*What is needed:*
Reproduce each record exactly.
>> BEGIN Stored data
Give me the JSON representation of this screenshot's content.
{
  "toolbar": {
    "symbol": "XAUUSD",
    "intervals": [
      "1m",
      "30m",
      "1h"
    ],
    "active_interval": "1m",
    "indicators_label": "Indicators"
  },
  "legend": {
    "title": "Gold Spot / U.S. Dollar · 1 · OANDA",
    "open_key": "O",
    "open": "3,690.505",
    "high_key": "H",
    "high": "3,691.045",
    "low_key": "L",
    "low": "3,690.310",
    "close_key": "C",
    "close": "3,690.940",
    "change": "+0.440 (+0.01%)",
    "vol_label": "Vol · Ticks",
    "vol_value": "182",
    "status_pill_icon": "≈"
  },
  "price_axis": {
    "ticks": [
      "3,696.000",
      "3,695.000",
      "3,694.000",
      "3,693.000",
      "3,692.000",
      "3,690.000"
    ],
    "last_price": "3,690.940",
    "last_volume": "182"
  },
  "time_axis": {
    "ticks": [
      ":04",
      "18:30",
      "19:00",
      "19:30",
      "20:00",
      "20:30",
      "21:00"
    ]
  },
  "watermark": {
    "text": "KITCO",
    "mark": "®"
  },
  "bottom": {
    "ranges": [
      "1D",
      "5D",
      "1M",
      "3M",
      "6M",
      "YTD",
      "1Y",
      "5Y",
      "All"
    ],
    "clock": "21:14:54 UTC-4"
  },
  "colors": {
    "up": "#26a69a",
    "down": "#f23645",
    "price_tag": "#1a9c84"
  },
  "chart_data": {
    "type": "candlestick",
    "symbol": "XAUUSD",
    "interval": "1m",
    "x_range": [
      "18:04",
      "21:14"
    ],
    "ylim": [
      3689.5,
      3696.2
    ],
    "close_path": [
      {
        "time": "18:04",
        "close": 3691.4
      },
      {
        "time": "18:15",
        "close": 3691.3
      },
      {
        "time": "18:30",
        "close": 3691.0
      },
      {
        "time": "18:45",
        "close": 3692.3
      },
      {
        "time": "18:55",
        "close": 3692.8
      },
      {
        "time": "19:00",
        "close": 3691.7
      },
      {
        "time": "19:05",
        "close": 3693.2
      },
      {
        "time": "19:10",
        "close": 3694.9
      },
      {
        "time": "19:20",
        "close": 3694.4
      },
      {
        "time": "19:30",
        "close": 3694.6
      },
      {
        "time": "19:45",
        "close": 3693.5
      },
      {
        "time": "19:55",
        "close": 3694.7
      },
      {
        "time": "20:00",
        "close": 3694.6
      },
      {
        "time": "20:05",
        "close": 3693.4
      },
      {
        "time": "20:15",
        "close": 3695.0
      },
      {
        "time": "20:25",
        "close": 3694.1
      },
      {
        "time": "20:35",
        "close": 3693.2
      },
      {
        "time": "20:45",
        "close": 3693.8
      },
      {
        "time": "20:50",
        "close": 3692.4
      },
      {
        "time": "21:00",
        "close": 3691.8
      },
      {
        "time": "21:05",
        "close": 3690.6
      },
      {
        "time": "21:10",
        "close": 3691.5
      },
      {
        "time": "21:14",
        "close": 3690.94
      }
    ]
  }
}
>> END Stored data
*Output for this task:*
Give me the JSON representation of this screenshot's content.
{
  "toolbar": {
    "symbol": "XAUUSD",
    "intervals": [
      "1m",
      "30m",
      "1h"
    ],
    "active_interval": "1m",
    "indicators_label": "Indicators"
  },
  "legend": {
    "title": "Gold Spot / U.S. Dollar · 1 · OANDA",
    "open_key": "O",
    "open": "3,690.505",
    "high_key": "H",
    "high": "3,691.045",
    "low_key": "L",
    "low": "3,690.310",
    "close_key": "C",
    "close": "3,690.940",
    "change": "+0.440 (+0.01%)",
    "vol_label": "Vol · Ticks",
    "vol_value": "182",
    "status_pill_icon": "≈"
  },
  "price_axis": {
    "ticks": [
      "3,696.000",
      "3,695.000",
      "3,694.000",
      "3,693.000",
      "3,692.000",
      "3,690.000"
    ],
    "last_price": "3,690.940",
    "last_volume": "182"
  },
  "time_axis": {
    "ticks": [
      ":04",
      "18:30",
      "19:00",
      "19:30",
      "20:00",
      "20:30",
      "21:00"
    ]
  },
  "watermark": {
    "text": "KITCO",
    "mark": "®"
  },
  "bottom": {
    "ranges": [
      "1D",
      "5D",
      "1M",
      "3M",
      "6M",
      "YTD",
      "1Y",
      "5Y",
      "All"
    ],
    "clock": "21:14:54 UTC-4"
  },
  "colors": {
    "up": "#26a69a",
    "down": "#f23645",
    "price_tag": "#1a9c84"
  },
  "chart_data": {
    "type": "candlestick",
    "symbol": "XAUUSD",
    "interval": "1m",
    "x_range": [
      "18:04",
      "21:14"
    ],
    "ylim": [
      3689.5,
      3696.2
    ],
    "close_path": [
      {
        "time": "18:04",
        "close": 3691.4
      },
      {
        "time": "18:15",
        "close": 3691.3
      },
      {
        "time": "18:30",
        "close": 3691.0
      },
      {
        "time": "18:45",
        "close": 3692.3
      },
      {
        "time": "18:55",
        "close": 3692.8
      },
      {
        "time": "19:00",
        "close": 3691.7
      },
      {
        "time": "19:05",
        "close": 3693.2
      },
      {
        "time": "19:10",
        "close": 3694.9
      },
      {
        "time": "19:20",
        "close": 3694.4
      },
      {
        "time": "19:30",
        "close": 3694.6
      },
      {
        "time": "19:45",
        "close": 3693.5
      },
      {
        "time": "19:55",
        "close": 3694.7
      },
      {
        "time": "20:00",
        "close": 3694.6
      },
      {
        "time": "20:05",
        "close": 3693.4
      },
      {
        "time": "20:15",
        "close": 3695.0
      },
      {
        "time": "20:25",
        "close": 3694.1
      },
      {
        "time": "20:35",
        "close": 3693.2
      },
      {
        "time": "20:45",
        "close": 3693.8
      },
      {
        "time": "20:50",
        "close": 3692.4
      },
      {
        "time": "21:00",
        "close": 3691.8
      },
      {
        "time": "21:05",
        "close": 3690.6
      },
      {
        "time": "21:10",
        "close": 3691.5
      },
      {
        "time": "21:14",
        "close": 3690.94
      }
    ]
  }
}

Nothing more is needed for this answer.